§ **Instruction**: Copy out each of the rows below word for word, leaving out the pictures.
>> start Dataset rows
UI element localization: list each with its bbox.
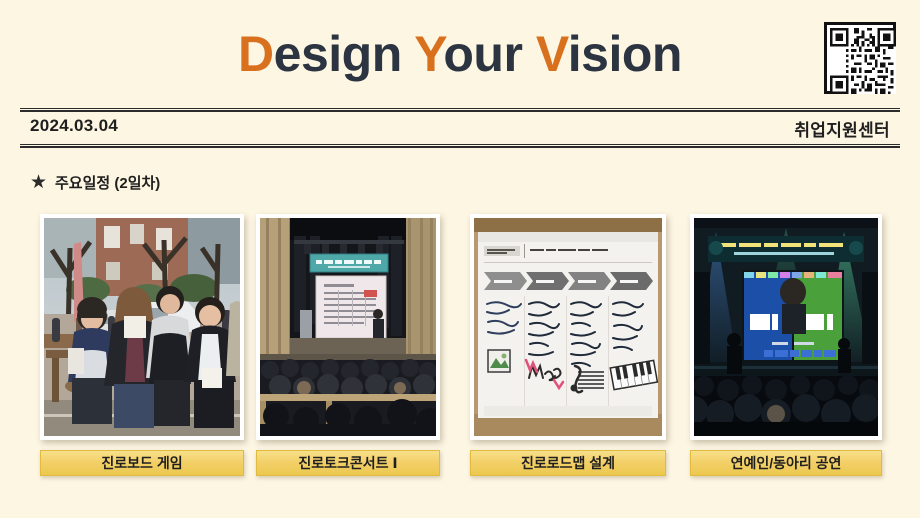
photo-frame <box>470 214 666 440</box>
photo-career-talk-concert-svg <box>260 218 436 436</box>
page-title: Design Your Vision <box>0 24 920 84</box>
photo-career-roadmap-svg <box>474 218 662 436</box>
qr-code[interactable] <box>819 17 901 99</box>
schedule-card[interactable]: 진로로드맵 설계 <box>470 214 666 476</box>
schedule-card-grid: 진로보드 게임 <box>0 214 920 476</box>
section-heading: ★ 주요일정 (2일차) <box>30 172 160 193</box>
schedule-card[interactable]: 진로보드 게임 <box>40 214 244 476</box>
photo-frame <box>40 214 244 440</box>
schedule-card[interactable]: 진로토크콘서트 Ⅰ <box>256 214 440 476</box>
title-part-3: our <box>443 26 535 82</box>
divider-top <box>20 108 900 112</box>
photo-career-board-game <box>44 218 240 436</box>
title-part-0: D <box>238 26 274 82</box>
photo-celebrity-club-performance-svg <box>694 218 878 436</box>
date-band: 2024.03.04 취업지원센터 <box>20 108 900 148</box>
card-caption: 진로보드 게임 <box>40 450 244 476</box>
qr-code-icon <box>824 22 896 94</box>
photo-frame <box>690 214 882 440</box>
photo-celebrity-club-performance <box>694 218 878 436</box>
photo-career-roadmap <box>474 218 662 436</box>
star-icon: ★ <box>30 174 47 191</box>
title-part-5: ision <box>568 26 682 82</box>
photo-frame <box>256 214 440 440</box>
title-part-1: esign <box>274 26 415 82</box>
organization-name: 취업지원센터 <box>794 116 890 141</box>
qr-code-svg <box>830 28 896 94</box>
section-heading-label: 주요일정 (2일차) <box>55 172 160 193</box>
card-caption: 진로로드맵 설계 <box>470 450 666 476</box>
photo-career-board-game-svg <box>44 218 240 436</box>
card-caption: 진로토크콘서트 Ⅰ <box>256 450 440 476</box>
poster-header: Design Your Vision <box>0 0 920 105</box>
schedule-card[interactable]: 연예인/동아리 공연 <box>690 214 882 476</box>
event-date: 2024.03.04 <box>30 116 118 136</box>
photo-career-talk-concert <box>260 218 436 436</box>
divider-bottom <box>20 144 900 148</box>
title-part-4: V <box>536 26 568 82</box>
card-caption: 연예인/동아리 공연 <box>690 450 882 476</box>
title-part-2: Y <box>414 26 443 82</box>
>> end Dataset rows
§ **Solution for this exercise**:
UI element localization: list each with its bbox.
photo-frame <box>470 214 666 440</box>
photo-career-talk-concert-svg <box>260 218 436 436</box>
page-title: Design Your Vision <box>0 24 920 84</box>
photo-career-roadmap-svg <box>474 218 662 436</box>
qr-code[interactable] <box>819 17 901 99</box>
schedule-card[interactable]: 진로로드맵 설계 <box>470 214 666 476</box>
schedule-card-grid: 진로보드 게임 <box>0 214 920 476</box>
section-heading: ★ 주요일정 (2일차) <box>30 172 160 193</box>
schedule-card[interactable]: 진로보드 게임 <box>40 214 244 476</box>
photo-frame <box>40 214 244 440</box>
schedule-card[interactable]: 진로토크콘서트 Ⅰ <box>256 214 440 476</box>
title-part-3: our <box>443 26 535 82</box>
divider-top <box>20 108 900 112</box>
photo-career-board-game <box>44 218 240 436</box>
title-part-0: D <box>238 26 274 82</box>
photo-celebrity-club-performance-svg <box>694 218 878 436</box>
date-band: 2024.03.04 취업지원센터 <box>20 108 900 148</box>
card-caption: 진로보드 게임 <box>40 450 244 476</box>
qr-code-icon <box>824 22 896 94</box>
photo-frame <box>690 214 882 440</box>
photo-celebrity-club-performance <box>694 218 878 436</box>
photo-career-roadmap <box>474 218 662 436</box>
star-icon: ★ <box>30 174 47 191</box>
title-part-5: ision <box>568 26 682 82</box>
photo-frame <box>256 214 440 440</box>
title-part-1: esign <box>274 26 415 82</box>
organization-name: 취업지원센터 <box>794 116 890 141</box>
qr-code-svg <box>830 28 896 94</box>
section-heading-label: 주요일정 (2일차) <box>55 172 160 193</box>
card-caption: 진로로드맵 설계 <box>470 450 666 476</box>
photo-career-board-game-svg <box>44 218 240 436</box>
card-caption: 진로토크콘서트 Ⅰ <box>256 450 440 476</box>
poster-header: Design Your Vision <box>0 0 920 105</box>
schedule-card[interactable]: 연예인/동아리 공연 <box>690 214 882 476</box>
event-date: 2024.03.04 <box>30 116 118 136</box>
photo-career-talk-concert <box>260 218 436 436</box>
divider-bottom <box>20 144 900 148</box>
title-part-4: V <box>536 26 568 82</box>
card-caption: 연예인/동아리 공연 <box>690 450 882 476</box>
title-part-2: Y <box>414 26 443 82</box>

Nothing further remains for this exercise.